[Extracts from a graphics dataset]
════════════════
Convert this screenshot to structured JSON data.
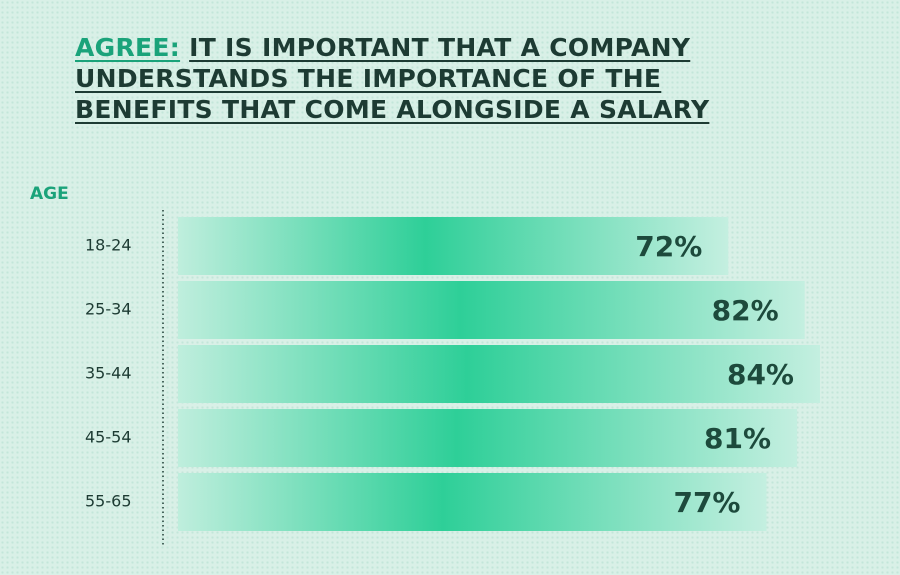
{
  "chart_data": {
    "type": "bar",
    "orientation": "horizontal",
    "title_highlight": "AGREE:",
    "title": [
      "IT IS IMPORTANT THAT A COMPANY",
      "UNDERSTANDS THE IMPORTANCE OF THE",
      "BENEFITS THAT COME ALONGSIDE A SALARY"
    ],
    "y_label": "AGE",
    "categories": [
      "18-24",
      "25-34",
      "35-44",
      "45-54",
      "55-65"
    ],
    "values": [
      72,
      82,
      84,
      81,
      77
    ],
    "value_labels": [
      "72%",
      "82%",
      "84%",
      "81%",
      "77%"
    ],
    "color": "#2ecf98"
  }
}
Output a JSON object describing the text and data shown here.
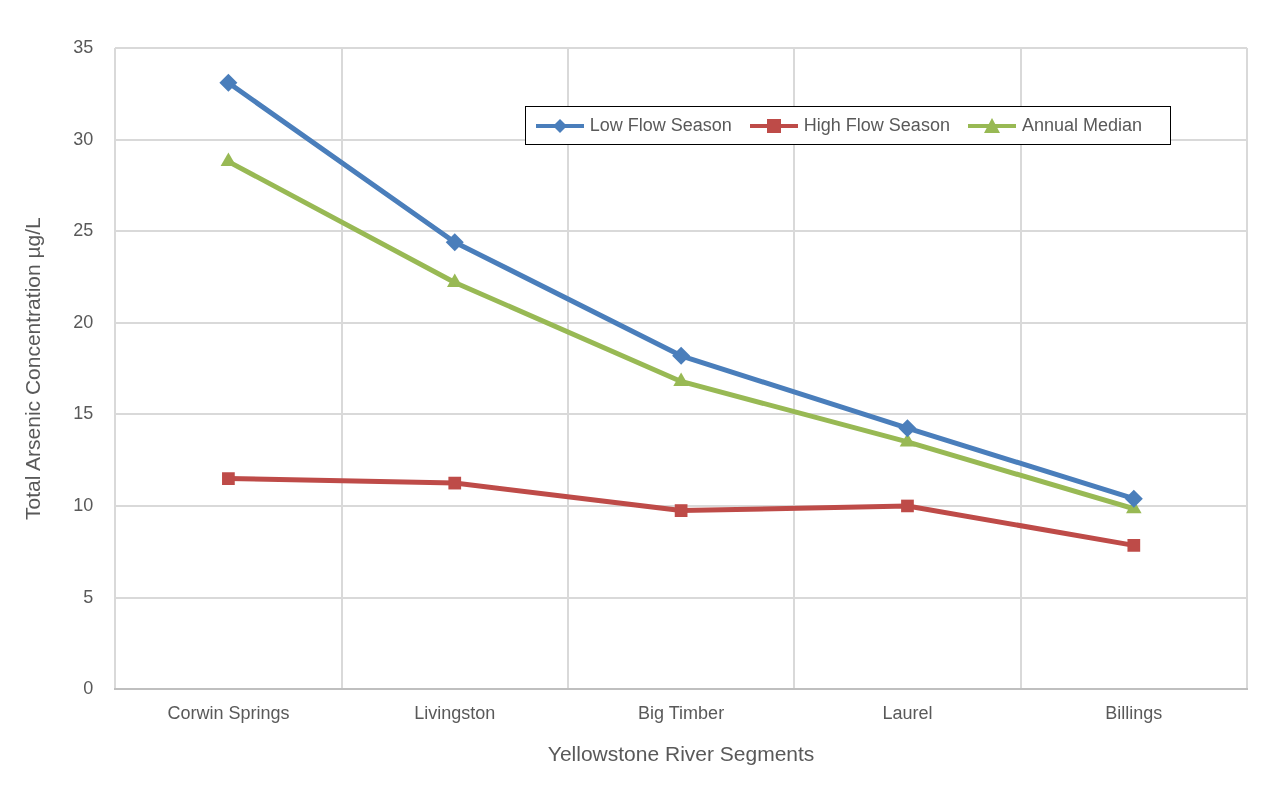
{
  "chart_data": {
    "type": "line",
    "xlabel": "Yellowstone River Segments",
    "ylabel": "Total Arsenic Concentration µg/L",
    "categories": [
      "Corwin Springs",
      "Livingston",
      "Big Timber",
      "Laurel",
      "Billings"
    ],
    "series": [
      {
        "name": "Low Flow Season",
        "color": "#4a7ebb",
        "marker": "diamond",
        "values": [
          33.1,
          24.4,
          18.2,
          14.25,
          10.4
        ]
      },
      {
        "name": "High Flow Season",
        "color": "#be4b48",
        "marker": "square",
        "values": [
          11.5,
          11.25,
          9.75,
          10.0,
          7.85
        ]
      },
      {
        "name": "Annual Median",
        "color": "#98b954",
        "marker": "triangle",
        "values": [
          28.8,
          22.2,
          16.8,
          13.5,
          9.85
        ]
      }
    ],
    "ylim": [
      0,
      35
    ],
    "yticks": [
      0,
      5,
      10,
      15,
      20,
      25,
      30,
      35
    ],
    "grid": true,
    "legend": "top right",
    "line_style": "solid"
  }
}
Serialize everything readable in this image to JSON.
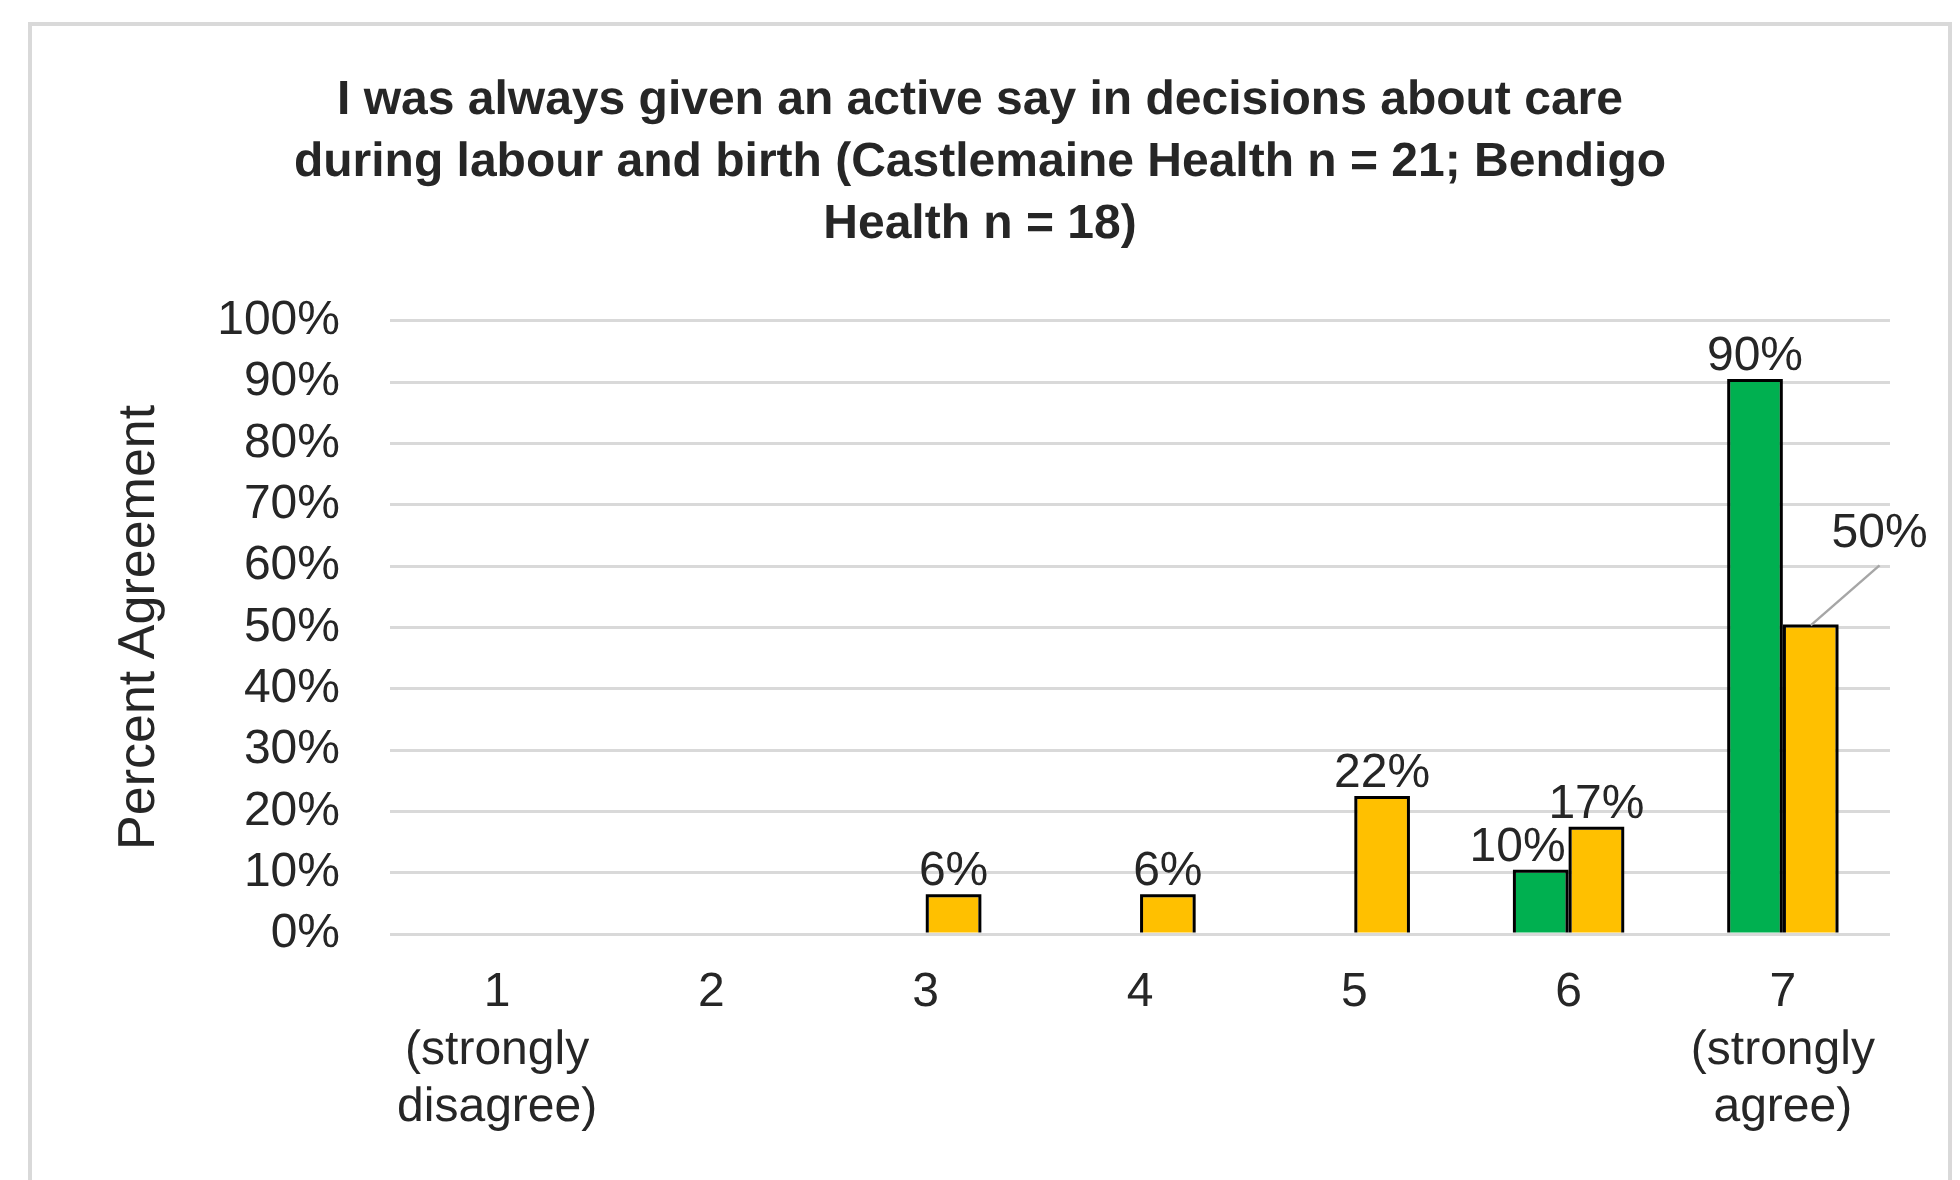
{
  "chart_data": {
    "type": "bar",
    "title": "I was always given an active say in decisions about care during labour and birth (Castlemaine Health n = 21; Bendigo Health n = 18)",
    "ylabel": "Percent Agreement",
    "categories": [
      "1 (strongly disagree)",
      "2",
      "3",
      "4",
      "5",
      "6",
      "7 (strongly agree)"
    ],
    "series": [
      {
        "color": "#00b050",
        "values": [
          0,
          0,
          0,
          0,
          0,
          10,
          90
        ],
        "value_labels": [
          null,
          null,
          null,
          null,
          null,
          "10%",
          "90%"
        ]
      },
      {
        "color": "#ffc000",
        "values": [
          0,
          0,
          6,
          6,
          22,
          17,
          50
        ],
        "value_labels": [
          null,
          null,
          "6%",
          "6%",
          "22%",
          "17%",
          "50%"
        ]
      }
    ],
    "ylim": [
      0,
      100
    ],
    "yticks": [
      {
        "value": 0,
        "label": "0%"
      },
      {
        "value": 10,
        "label": "10%"
      },
      {
        "value": 20,
        "label": "20%"
      },
      {
        "value": 30,
        "label": "30%"
      },
      {
        "value": 40,
        "label": "40%"
      },
      {
        "value": 50,
        "label": "50%"
      },
      {
        "value": 60,
        "label": "60%"
      },
      {
        "value": 70,
        "label": "70%"
      },
      {
        "value": 80,
        "label": "80%"
      },
      {
        "value": 90,
        "label": "90%"
      },
      {
        "value": 100,
        "label": "100%"
      }
    ],
    "grid": "y",
    "legend": false
  }
}
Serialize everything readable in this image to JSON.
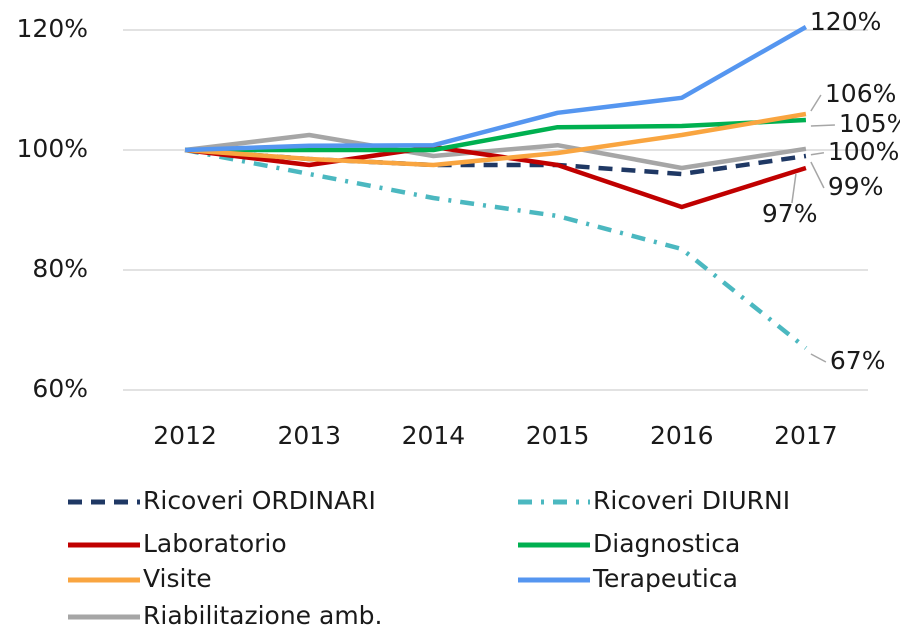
{
  "chart_data": {
    "type": "line",
    "categories": [
      "2012",
      "2013",
      "2014",
      "2015",
      "2016",
      "2017"
    ],
    "series": [
      {
        "name": "Ricoveri ORDINARI",
        "color": "#1f3864",
        "values": [
          100,
          98.5,
          97.5,
          97.5,
          96,
          99
        ],
        "value_labels": [
          null,
          null,
          null,
          null,
          null,
          "99%"
        ]
      },
      {
        "name": "Ricoveri DIURNI",
        "color": "#4bb8c0",
        "values": [
          100,
          96,
          92,
          89,
          83.5,
          67
        ],
        "value_labels": [
          null,
          null,
          null,
          null,
          null,
          "67%"
        ]
      },
      {
        "name": "Laboratorio",
        "color": "#c00000",
        "values": [
          100,
          97.5,
          100.5,
          97.5,
          90.5,
          97
        ],
        "value_labels": [
          null,
          null,
          null,
          null,
          null,
          "97%"
        ]
      },
      {
        "name": "Diagnostica",
        "color": "#00b050",
        "values": [
          100,
          100,
          100,
          103.8,
          104,
          105
        ],
        "value_labels": [
          null,
          null,
          null,
          null,
          null,
          "105%"
        ]
      },
      {
        "name": "Visite",
        "color": "#f9a540",
        "values": [
          100,
          98.5,
          97.5,
          99.5,
          102.5,
          106
        ],
        "value_labels": [
          null,
          null,
          null,
          null,
          null,
          "106%"
        ]
      },
      {
        "name": "Terapeutica",
        "color": "#5596f0",
        "values": [
          100,
          100.7,
          100.8,
          106.2,
          108.7,
          120.5
        ],
        "value_labels": [
          null,
          null,
          null,
          null,
          null,
          "120%"
        ]
      },
      {
        "name": "Riabilitazione amb.",
        "color": "#a6a6a6",
        "values": [
          100,
          102.5,
          99,
          100.8,
          97,
          100.2
        ],
        "value_labels": [
          null,
          null,
          null,
          null,
          null,
          "100%"
        ]
      }
    ],
    "ylim": [
      60,
      120
    ],
    "yticks": [
      {
        "value": 60,
        "label": "60%"
      },
      {
        "value": 80,
        "label": "80%"
      },
      {
        "value": 100,
        "label": "100%"
      },
      {
        "value": 120,
        "label": "120%"
      }
    ],
    "grid": true,
    "legend": "bottom"
  }
}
════════════════
• _Set problem_: Using the data above, copy each line that contains "marker".

• _Reply_:
        "marker": "diamond",
        "marker": "square",
        "marker": "triangle",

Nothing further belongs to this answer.